━━ Data supplied ━━

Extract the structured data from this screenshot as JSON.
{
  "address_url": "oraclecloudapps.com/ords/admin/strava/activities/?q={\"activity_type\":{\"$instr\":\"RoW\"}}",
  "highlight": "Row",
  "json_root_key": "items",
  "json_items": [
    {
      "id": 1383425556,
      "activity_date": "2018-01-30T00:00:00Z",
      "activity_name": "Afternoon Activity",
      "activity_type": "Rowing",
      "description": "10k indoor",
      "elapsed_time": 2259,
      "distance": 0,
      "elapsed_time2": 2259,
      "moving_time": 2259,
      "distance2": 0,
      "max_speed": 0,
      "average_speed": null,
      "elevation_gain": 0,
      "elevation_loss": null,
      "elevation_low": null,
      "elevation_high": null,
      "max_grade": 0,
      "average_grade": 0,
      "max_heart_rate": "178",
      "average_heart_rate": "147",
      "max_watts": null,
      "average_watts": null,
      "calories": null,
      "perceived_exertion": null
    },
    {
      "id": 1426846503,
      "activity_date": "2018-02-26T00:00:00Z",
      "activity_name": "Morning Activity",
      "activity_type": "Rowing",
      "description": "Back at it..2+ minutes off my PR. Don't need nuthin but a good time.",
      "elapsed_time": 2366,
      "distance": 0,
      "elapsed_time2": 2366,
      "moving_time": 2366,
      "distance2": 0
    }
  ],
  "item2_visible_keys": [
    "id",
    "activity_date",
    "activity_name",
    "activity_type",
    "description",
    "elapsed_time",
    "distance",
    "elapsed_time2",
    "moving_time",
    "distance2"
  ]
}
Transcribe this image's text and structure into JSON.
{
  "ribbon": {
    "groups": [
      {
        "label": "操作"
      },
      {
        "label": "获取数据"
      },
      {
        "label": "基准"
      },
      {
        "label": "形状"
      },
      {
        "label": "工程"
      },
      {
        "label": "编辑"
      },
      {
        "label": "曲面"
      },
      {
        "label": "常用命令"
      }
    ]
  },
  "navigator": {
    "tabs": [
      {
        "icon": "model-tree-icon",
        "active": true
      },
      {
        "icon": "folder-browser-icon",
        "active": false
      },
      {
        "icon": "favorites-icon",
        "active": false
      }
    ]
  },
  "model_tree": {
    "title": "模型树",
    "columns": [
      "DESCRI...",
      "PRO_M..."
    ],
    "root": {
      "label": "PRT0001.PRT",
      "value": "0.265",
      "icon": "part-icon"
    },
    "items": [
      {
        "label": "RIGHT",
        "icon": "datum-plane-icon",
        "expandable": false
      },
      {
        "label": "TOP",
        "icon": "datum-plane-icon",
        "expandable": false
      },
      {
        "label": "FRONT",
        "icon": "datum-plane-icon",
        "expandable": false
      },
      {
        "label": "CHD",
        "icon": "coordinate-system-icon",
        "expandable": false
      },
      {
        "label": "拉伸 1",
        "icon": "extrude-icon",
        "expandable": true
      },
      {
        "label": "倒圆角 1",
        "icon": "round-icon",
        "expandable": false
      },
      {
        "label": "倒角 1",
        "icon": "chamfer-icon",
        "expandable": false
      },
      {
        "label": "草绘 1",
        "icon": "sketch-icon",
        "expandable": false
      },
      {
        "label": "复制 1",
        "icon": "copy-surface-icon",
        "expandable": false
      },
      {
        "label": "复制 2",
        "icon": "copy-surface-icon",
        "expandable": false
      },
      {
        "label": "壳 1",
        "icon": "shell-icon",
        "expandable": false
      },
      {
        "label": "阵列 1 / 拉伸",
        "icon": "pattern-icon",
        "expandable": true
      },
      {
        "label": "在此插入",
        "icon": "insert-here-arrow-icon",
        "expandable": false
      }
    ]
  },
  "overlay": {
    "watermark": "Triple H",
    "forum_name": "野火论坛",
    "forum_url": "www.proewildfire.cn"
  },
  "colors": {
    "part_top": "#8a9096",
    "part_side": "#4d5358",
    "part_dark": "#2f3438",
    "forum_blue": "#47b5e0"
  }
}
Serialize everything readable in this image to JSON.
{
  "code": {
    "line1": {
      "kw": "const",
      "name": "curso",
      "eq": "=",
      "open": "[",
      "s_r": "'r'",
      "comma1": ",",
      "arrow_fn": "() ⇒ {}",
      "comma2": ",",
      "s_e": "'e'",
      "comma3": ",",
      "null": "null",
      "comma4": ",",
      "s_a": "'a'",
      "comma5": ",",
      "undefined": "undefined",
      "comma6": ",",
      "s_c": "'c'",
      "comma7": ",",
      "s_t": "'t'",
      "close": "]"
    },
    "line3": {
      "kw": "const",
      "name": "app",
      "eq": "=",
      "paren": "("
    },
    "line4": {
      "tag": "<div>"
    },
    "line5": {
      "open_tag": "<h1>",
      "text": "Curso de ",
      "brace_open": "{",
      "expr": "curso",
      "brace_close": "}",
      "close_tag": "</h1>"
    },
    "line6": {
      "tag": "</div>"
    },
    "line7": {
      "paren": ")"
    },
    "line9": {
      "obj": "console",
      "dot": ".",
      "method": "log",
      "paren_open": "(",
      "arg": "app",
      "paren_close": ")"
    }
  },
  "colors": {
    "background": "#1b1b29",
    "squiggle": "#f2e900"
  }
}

━━━

### Exercise task
Copy each line of the data exactly, leaving nothing out.

### Response to this task
Extract the structured data from this screenshot as JSON.
{
  "address_url": "oraclecloudapps.com/ords/admin/strava/activities/?q={\"activity_type\":{\"$instr\":\"RoW\"}}",
  "highlight": "Row",
  "json_root_key": "items",
  "json_items": [
    {
      "id": 1383425556,
      "activity_date": "2018-01-30T00:00:00Z",
      "activity_name": "Afternoon Activity",
      "activity_type": "Rowing",
      "description": "10k indoor",
      "elapsed_time": 2259,
      "distance": 0,
      "elapsed_time2": 2259,
      "moving_time": 2259,
      "distance2": 0,
      "max_speed": 0,
      "average_speed": null,
      "elevation_gain": 0,
      "elevation_loss": null,
      "elevation_low": null,
      "elevation_high": null,
      "max_grade": 0,
      "average_grade": 0,
      "max_heart_rate": "178",
      "average_heart_rate": "147",
      "max_watts": null,
      "average_watts": null,
      "calories": null,
      "perceived_exertion": null
    },
    {
      "id": 1426846503,
      "activity_date": "2018-02-26T00:00:00Z",
      "activity_name": "Morning Activity",
      "activity_type": "Rowing",
      "description": "Back at it..2+ minutes off my PR. Don't need nuthin but a good time.",
      "elapsed_time": 2366,
      "distance": 0,
      "elapsed_time2": 2366,
      "moving_time": 2366,
      "distance2": 0
    }
  ],
  "item2_visible_keys": [
    "id",
    "activity_date",
    "activity_name",
    "activity_type",
    "description",
    "elapsed_time",
    "distance",
    "elapsed_time2",
    "moving_time",
    "distance2"
  ]
}
Transcribe this image's text and structure into JSON.
{
  "ribbon": {
    "groups": [
      {
        "label": "操作"
      },
      {
        "label": "获取数据"
      },
      {
        "label": "基准"
      },
      {
        "label": "形状"
      },
      {
        "label": "工程"
      },
      {
        "label": "编辑"
      },
      {
        "label": "曲面"
      },
      {
        "label": "常用命令"
      }
    ]
  },
  "navigator": {
    "tabs": [
      {
        "icon": "model-tree-icon",
        "active": true
      },
      {
        "icon": "folder-browser-icon",
        "active": false
      },
      {
        "icon": "favorites-icon",
        "active": false
      }
    ]
  },
  "model_tree": {
    "title": "模型树",
    "columns": [
      "DESCRI...",
      "PRO_M..."
    ],
    "root": {
      "label": "PRT0001.PRT",
      "value": "0.265",
      "icon": "part-icon"
    },
    "items": [
      {
        "label": "RIGHT",
        "icon": "datum-plane-icon",
        "expandable": false
      },
      {
        "label": "TOP",
        "icon": "datum-plane-icon",
        "expandable": false
      },
      {
        "label": "FRONT",
        "icon": "datum-plane-icon",
        "expandable": false
      },
      {
        "label": "CHD",
        "icon": "coordinate-system-icon",
        "expandable": false
      },
      {
        "label": "拉伸 1",
        "icon": "extrude-icon",
        "expandable": true
      },
      {
        "label": "倒圆角 1",
        "icon": "round-icon",
        "expandable": false
      },
      {
        "label": "倒角 1",
        "icon": "chamfer-icon",
        "expandable": false
      },
      {
        "label": "草绘 1",
        "icon": "sketch-icon",
        "expandable": false
      },
      {
        "label": "复制 1",
        "icon": "copy-surface-icon",
        "expandable": false
      },
      {
        "label": "复制 2",
        "icon": "copy-surface-icon",
        "expandable": false
      },
      {
        "label": "壳 1",
        "icon": "shell-icon",
        "expandable": false
      },
      {
        "label": "阵列 1 / 拉伸",
        "icon": "pattern-icon",
        "expandable": true
      },
      {
        "label": "在此插入",
        "icon": "insert-here-arrow-icon",
        "expandable": false
      }
    ]
  },
  "overlay": {
    "watermark": "Triple H",
    "forum_name": "野火论坛",
    "forum_url": "www.proewildfire.cn"
  },
  "colors": {
    "part_top": "#8a9096",
    "part_side": "#4d5358",
    "part_dark": "#2f3438",
    "forum_blue": "#47b5e0"
  }
}
Serialize everything readable in this image to JSON.
{
  "code": {
    "line1": {
      "kw": "const",
      "name": "curso",
      "eq": "=",
      "open": "[",
      "s_r": "'r'",
      "comma1": ",",
      "arrow_fn": "() ⇒ {}",
      "comma2": ",",
      "s_e": "'e'",
      "comma3": ",",
      "null": "null",
      "comma4": ",",
      "s_a": "'a'",
      "comma5": ",",
      "undefined": "undefined",
      "comma6": ",",
      "s_c": "'c'",
      "comma7": ",",
      "s_t": "'t'",
      "close": "]"
    },
    "line3": {
      "kw": "const",
      "name": "app",
      "eq": "=",
      "paren": "("
    },
    "line4": {
      "tag": "<div>"
    },
    "line5": {
      "open_tag": "<h1>",
      "text": "Curso de ",
      "brace_open": "{",
      "expr": "curso",
      "brace_close": "}",
      "close_tag": "</h1>"
    },
    "line6": {
      "tag": "</div>"
    },
    "line7": {
      "paren": ")"
    },
    "line9": {
      "obj": "console",
      "dot": ".",
      "method": "log",
      "paren_open": "(",
      "arg": "app",
      "paren_close": ")"
    }
  },
  "colors": {
    "background": "#1b1b29",
    "squiggle": "#f2e900"
  }
}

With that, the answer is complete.